[mpich-discuss] MPICH3 and Nagfor: Corrupts writing/IO?

Thompson, Matt (GSFC-610.1)[SCIENCE SYSTEMS AND APPLICATIONS INC] matthew.thompson at nasa.gov
Wed Jan 18 09:53:53 CST 2017


Ken, et al,

I have found one more possible issue with NAG. It seems to be due to the 
use of, in MPICH, statements like:

integer*8
real*8

Why? Well, by default, NAG really wants those to be integer*2 and real*2 
because their default is -kind=sequential (as kind numbers are 
implementation dependent). I'm currently trying to build another version 
of MPICH3 by passing in -kind=byte (4,8,... instead of 1,2...) because I 
can't build any upstream libraries (e.g., HDF5) with -kind=byte if the 
MPI wasn't built that way. Fun!


Now, it might be impossible to change such MPI modules to use 
'selected_real_kind' and 'selected_int_kind' (as is allowed in F90), 
but, it might be good if anyone cared to.

The one I'm more concerned with is seeing "integer*8" in:

  test/mpi/f08/coll/allredopttf08.f90

That is part of the F08 interface. Once you are F08, you could (should?) 
just use INT64, REAL32, etc. like is done in:

   src/binding/fortran/use_mpi_f08/mpi_f08_types.f90

or selected_real/int_kind by default.

Still, no matter what, I'm happy I have a working stack!

Matt

On 01/17/2017 01:18 PM, Thompson, Matt (GSFC-610.1)[SCIENCE SYSTEMS AND 
APPLICATIONS INC] wrote:
> Ken,
>
> I just tried your configure (with enable-cxx) and it seemed to work!
> Thanks!
>
> I suppose I should try and figure out what flag caused the corruption
> but it's working. Don't really want to poke the bear right now.
>
> Matt
>
>
> On 01/12/2017 04:46 PM, Kenneth Raffenetti wrote:
>> Can you check your compiler flags and make sure they are all necessary?
>> I was able to reproduce the error locally with your settings, but a more
>> default configuration works fine. I.e.
>>
>> ./configure --prefix=$PWD/i --disable-wrapper-rpath CC=gcc CXX=g++
>> FC=nagfor F77=nagfor FCFLAGS=-mismatch FFLAGS=-mismatch
>> --enable-fortran=all
>>
>> Ken
>>
>> On 01/12/2017 10:54 AM, Thompson, Matt (GSFC-610.1)[SCIENCE SYSTEMS AND
>> APPLICATIONS INC] wrote:
>>> All,
>>>
>>> I've been having some "fun" recently trying to get an MPI stack built
>>> with nagfor 6.1. I've tried Open MPI and MVAPICH2 and failed to even
>>> build the MPI stack, SGI MPT doesn't like nagfor, and Intel MPI I'm
>>> guessing wouldn't either.

- **DATA PROVIDED**
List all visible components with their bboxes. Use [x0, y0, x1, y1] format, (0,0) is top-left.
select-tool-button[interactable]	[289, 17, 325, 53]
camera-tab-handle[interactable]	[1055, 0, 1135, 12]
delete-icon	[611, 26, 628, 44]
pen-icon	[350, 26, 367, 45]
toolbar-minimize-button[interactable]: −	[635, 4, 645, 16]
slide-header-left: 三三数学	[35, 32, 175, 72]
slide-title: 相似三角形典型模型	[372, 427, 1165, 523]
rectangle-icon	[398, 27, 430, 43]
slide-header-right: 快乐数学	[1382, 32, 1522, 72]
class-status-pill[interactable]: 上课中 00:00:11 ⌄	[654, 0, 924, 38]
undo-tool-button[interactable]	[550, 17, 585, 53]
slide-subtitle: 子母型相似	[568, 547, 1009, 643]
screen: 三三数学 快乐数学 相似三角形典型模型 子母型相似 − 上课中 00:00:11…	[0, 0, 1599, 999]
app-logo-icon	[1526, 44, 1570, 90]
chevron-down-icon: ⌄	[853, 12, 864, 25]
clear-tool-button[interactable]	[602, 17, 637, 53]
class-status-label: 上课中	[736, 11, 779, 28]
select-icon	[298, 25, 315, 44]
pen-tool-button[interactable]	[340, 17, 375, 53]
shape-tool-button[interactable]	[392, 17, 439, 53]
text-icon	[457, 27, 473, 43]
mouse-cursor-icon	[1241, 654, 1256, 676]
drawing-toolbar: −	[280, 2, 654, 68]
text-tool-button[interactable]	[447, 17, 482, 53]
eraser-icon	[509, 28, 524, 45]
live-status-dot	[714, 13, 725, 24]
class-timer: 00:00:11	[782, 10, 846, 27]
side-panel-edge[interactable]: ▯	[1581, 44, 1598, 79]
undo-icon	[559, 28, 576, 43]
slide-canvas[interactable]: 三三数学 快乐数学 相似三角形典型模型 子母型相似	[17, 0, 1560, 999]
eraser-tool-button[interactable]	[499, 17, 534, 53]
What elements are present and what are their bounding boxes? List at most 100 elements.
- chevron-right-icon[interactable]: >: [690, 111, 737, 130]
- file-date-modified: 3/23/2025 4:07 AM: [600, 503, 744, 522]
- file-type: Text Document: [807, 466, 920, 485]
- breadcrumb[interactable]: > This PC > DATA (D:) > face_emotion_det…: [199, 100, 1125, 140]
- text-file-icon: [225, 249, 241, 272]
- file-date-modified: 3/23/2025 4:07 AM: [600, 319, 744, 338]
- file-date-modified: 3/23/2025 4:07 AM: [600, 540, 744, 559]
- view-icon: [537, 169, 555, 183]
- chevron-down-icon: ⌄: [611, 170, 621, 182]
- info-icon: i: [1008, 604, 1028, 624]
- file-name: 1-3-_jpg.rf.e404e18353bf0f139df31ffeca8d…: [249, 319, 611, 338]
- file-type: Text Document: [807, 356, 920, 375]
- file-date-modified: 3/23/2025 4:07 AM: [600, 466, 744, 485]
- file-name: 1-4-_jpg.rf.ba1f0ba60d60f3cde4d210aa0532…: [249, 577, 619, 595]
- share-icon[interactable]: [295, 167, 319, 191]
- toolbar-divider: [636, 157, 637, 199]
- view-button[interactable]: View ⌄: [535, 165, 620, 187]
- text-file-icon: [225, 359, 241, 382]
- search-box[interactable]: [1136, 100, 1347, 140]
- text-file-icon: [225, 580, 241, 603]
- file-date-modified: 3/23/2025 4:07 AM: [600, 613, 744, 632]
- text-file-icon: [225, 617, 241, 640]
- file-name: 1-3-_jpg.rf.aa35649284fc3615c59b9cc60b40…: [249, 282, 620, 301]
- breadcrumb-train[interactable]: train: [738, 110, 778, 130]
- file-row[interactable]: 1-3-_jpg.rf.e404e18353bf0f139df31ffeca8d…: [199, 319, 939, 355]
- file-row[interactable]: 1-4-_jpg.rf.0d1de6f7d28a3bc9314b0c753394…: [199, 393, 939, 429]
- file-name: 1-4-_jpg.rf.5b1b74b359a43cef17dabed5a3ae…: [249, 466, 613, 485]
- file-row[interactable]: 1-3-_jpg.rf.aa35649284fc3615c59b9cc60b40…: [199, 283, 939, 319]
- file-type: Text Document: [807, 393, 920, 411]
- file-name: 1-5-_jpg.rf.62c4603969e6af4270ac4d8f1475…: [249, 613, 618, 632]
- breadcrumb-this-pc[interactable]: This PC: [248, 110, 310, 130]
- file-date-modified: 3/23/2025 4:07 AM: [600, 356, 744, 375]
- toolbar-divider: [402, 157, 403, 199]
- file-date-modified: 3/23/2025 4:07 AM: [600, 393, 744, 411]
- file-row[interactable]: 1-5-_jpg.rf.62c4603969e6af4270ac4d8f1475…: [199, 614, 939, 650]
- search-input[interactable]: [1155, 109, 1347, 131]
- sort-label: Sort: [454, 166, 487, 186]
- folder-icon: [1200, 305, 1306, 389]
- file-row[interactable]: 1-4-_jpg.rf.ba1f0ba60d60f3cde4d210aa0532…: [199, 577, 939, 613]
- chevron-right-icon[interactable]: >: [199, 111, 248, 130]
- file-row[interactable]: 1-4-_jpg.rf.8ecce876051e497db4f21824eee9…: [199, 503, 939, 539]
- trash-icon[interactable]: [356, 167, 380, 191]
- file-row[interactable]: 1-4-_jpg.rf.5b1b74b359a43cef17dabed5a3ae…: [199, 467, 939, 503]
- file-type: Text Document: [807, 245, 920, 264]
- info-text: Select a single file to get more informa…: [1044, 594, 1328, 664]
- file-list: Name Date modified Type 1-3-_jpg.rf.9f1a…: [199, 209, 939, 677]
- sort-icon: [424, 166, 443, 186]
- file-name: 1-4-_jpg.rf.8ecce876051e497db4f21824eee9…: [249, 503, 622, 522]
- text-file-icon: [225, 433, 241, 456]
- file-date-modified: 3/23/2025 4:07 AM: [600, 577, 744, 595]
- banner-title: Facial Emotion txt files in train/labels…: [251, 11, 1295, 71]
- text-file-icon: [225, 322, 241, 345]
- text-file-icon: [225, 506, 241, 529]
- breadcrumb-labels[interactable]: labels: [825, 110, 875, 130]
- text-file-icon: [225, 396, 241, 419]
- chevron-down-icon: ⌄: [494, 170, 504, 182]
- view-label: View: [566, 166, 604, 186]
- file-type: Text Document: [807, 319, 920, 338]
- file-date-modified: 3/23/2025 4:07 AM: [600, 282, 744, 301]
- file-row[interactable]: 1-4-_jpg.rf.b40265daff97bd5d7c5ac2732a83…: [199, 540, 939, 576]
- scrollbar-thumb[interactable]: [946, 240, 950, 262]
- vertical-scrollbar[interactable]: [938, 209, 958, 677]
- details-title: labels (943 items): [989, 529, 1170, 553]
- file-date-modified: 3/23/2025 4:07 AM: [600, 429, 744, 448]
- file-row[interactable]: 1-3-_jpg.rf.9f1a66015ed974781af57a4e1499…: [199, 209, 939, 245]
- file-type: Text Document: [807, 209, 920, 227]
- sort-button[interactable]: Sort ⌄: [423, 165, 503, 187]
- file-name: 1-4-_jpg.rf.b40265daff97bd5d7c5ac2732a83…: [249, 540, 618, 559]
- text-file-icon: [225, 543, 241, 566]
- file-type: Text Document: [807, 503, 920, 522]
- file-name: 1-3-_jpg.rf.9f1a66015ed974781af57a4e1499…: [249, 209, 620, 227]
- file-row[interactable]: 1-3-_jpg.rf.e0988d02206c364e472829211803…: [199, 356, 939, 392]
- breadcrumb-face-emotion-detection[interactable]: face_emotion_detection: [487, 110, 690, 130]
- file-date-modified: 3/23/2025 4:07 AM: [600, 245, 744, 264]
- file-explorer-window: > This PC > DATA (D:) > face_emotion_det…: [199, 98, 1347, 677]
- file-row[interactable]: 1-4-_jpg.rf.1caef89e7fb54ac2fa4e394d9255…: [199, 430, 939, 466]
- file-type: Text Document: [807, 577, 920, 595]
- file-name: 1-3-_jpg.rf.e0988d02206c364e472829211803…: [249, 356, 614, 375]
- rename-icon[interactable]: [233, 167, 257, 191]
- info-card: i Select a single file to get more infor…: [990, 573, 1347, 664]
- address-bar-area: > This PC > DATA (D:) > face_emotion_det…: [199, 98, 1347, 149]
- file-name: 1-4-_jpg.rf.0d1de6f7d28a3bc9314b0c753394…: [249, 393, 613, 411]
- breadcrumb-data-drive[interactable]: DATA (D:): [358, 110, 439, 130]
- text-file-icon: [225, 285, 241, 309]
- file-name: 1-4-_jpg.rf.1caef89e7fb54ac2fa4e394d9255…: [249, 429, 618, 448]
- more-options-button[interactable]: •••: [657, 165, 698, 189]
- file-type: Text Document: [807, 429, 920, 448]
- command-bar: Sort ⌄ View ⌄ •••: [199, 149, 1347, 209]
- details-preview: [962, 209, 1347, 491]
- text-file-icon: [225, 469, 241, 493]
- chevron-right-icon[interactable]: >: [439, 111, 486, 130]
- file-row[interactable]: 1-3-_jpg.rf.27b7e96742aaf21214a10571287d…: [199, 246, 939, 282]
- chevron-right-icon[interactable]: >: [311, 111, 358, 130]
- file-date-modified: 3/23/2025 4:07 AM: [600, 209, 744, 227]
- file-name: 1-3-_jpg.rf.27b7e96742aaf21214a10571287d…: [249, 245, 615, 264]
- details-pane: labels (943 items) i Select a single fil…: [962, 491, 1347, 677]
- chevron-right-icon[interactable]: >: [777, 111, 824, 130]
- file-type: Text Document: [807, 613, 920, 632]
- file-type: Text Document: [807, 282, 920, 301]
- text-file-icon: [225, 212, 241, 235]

- **WRITTEN REQUEST**
Continue the mailing-list thread on building MPICH3 with nagfor, picking up after its final sentence.

- **TASK ANSWER**
>>>
>>> So, I figured I'd go for MPICH3. And, lo and behold, building with
>>> nagfor 6.1 and gcc 5.3 (for CC and CXX) with:
>>>
>>>>  ./configure
>>>> --prefix=$SWDEV/MPI/mpich/3.2/nagfor_6.1-gcc_5.3-nomismatchall \
>>>      --disable-wrapper-rpath CC=gcc CXX=g++ FC=nagfor F77=nagfor \
>>>      CFLAGS='-fpic -m64' CXXFLAGS='-fpic -m64' \
>>>      FCFLAGS='-PIC -abi=64' FFLAGS='-PIC -abi=64 -mismatch' \
>>>      --enable-fortran=all --enable-cxx
>>>
>>> I got something to build. Huzzah!
>>>
>>> I then tried the cpi test, it worked! It even detected I was on slurm
>>> according to mpirun -verbose.
>>>
>>> I then tried a simple Fortran 90 Hello world program and...crash:
>>>
>>>> (1211)(master) $ cat helloWorld.F90
>>>> program hello_world
>>>>
>>>>    use mpi
>>>>
>>>>    implicit none
>>>>
>>>>    integer :: comm
>>>>    integer :: myid, npes, ierror
>>>>    integer :: name_length
>>>>
>>>>    character(len=MPI_MAX_PROCESSOR_NAME) :: processor_name
>>>>
>>>>    call mpi_init(ierror)
>>>>
>>>>    comm = MPI_COMM_WORLD
>>>>
>>>>    call MPI_Comm_Rank(comm,myid,ierror)
>>>>    call MPI_Comm_Size(comm,npes,ierror)
>>>>    call MPI_Get_Processor_Name(processor_name,name_length,ierror)
>>>>
>>>>    write (*,'(A,1X,I4,1X,A,1X,I4,1X,A,1X,A)') "Process", myid, "of",
>>>> npes, "is on", trim(processor_name)
>>>>
>>>>    call MPI_Finalize(ierror)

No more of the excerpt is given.